_Task directions_
Repeat each entry as written and leave the images out of the copy.

_Data rows_
= = = =

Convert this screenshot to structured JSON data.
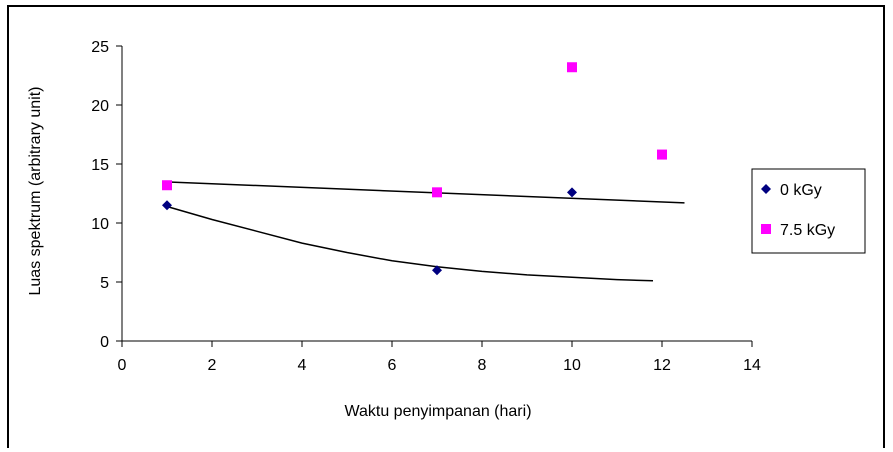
{
  "chart_data": {
    "type": "scatter",
    "title": "",
    "xlabel": "Waktu penyimpanan (hari)",
    "ylabel": "Luas spektrum (arbitrary unit)",
    "xlim": [
      0,
      14
    ],
    "ylim": [
      0,
      25
    ],
    "xticks": [
      0,
      2,
      4,
      6,
      8,
      10,
      12,
      14
    ],
    "yticks": [
      0,
      5,
      10,
      15,
      20,
      25
    ],
    "grid": false,
    "legend_position": "right",
    "series": [
      {
        "name": "0 kGy",
        "marker": "diamond",
        "color": "#000080",
        "points": [
          [
            1,
            11.5
          ],
          [
            7,
            6.0
          ],
          [
            10,
            12.6
          ]
        ],
        "trendline": {
          "type": "curve",
          "x": [
            1,
            2,
            3,
            4,
            5,
            6,
            7,
            8,
            9,
            10,
            11,
            11.8
          ],
          "y": [
            11.4,
            10.3,
            9.3,
            8.3,
            7.5,
            6.8,
            6.3,
            5.9,
            5.6,
            5.4,
            5.2,
            5.1
          ]
        }
      },
      {
        "name": "7.5 kGy",
        "marker": "square",
        "color": "#FF00FF",
        "points": [
          [
            1,
            13.2
          ],
          [
            7,
            12.6
          ],
          [
            10,
            23.2
          ],
          [
            12,
            15.8
          ]
        ],
        "trendline": {
          "type": "linear",
          "x": [
            0.9,
            12.5
          ],
          "y": [
            13.5,
            11.7
          ]
        }
      }
    ]
  }
}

= = = =

_Response to the task_
Convert this screenshot to structured JSON data.
{
  "chart_data": {
    "type": "scatter",
    "title": "",
    "xlabel": "Waktu penyimpanan (hari)",
    "ylabel": "Luas spektrum (arbitrary unit)",
    "xlim": [
      0,
      14
    ],
    "ylim": [
      0,
      25
    ],
    "xticks": [
      0,
      2,
      4,
      6,
      8,
      10,
      12,
      14
    ],
    "yticks": [
      0,
      5,
      10,
      15,
      20,
      25
    ],
    "grid": false,
    "legend_position": "right",
    "series": [
      {
        "name": "0 kGy",
        "marker": "diamond",
        "color": "#000080",
        "points": [
          [
            1,
            11.5
          ],
          [
            7,
            6.0
          ],
          [
            10,
            12.6
          ]
        ],
        "trendline": {
          "type": "curve",
          "x": [
            1,
            2,
            3,
            4,
            5,
            6,
            7,
            8,
            9,
            10,
            11,
            11.8
          ],
          "y": [
            11.4,
            10.3,
            9.3,
            8.3,
            7.5,
            6.8,
            6.3,
            5.9,
            5.6,
            5.4,
            5.2,
            5.1
          ]
        }
      },
      {
        "name": "7.5 kGy",
        "marker": "square",
        "color": "#FF00FF",
        "points": [
          [
            1,
            13.2
          ],
          [
            7,
            12.6
          ],
          [
            10,
            23.2
          ],
          [
            12,
            15.8
          ]
        ],
        "trendline": {
          "type": "linear",
          "x": [
            0.9,
            12.5
          ],
          "y": [
            13.5,
            11.7
          ]
        }
      }
    ]
  }
}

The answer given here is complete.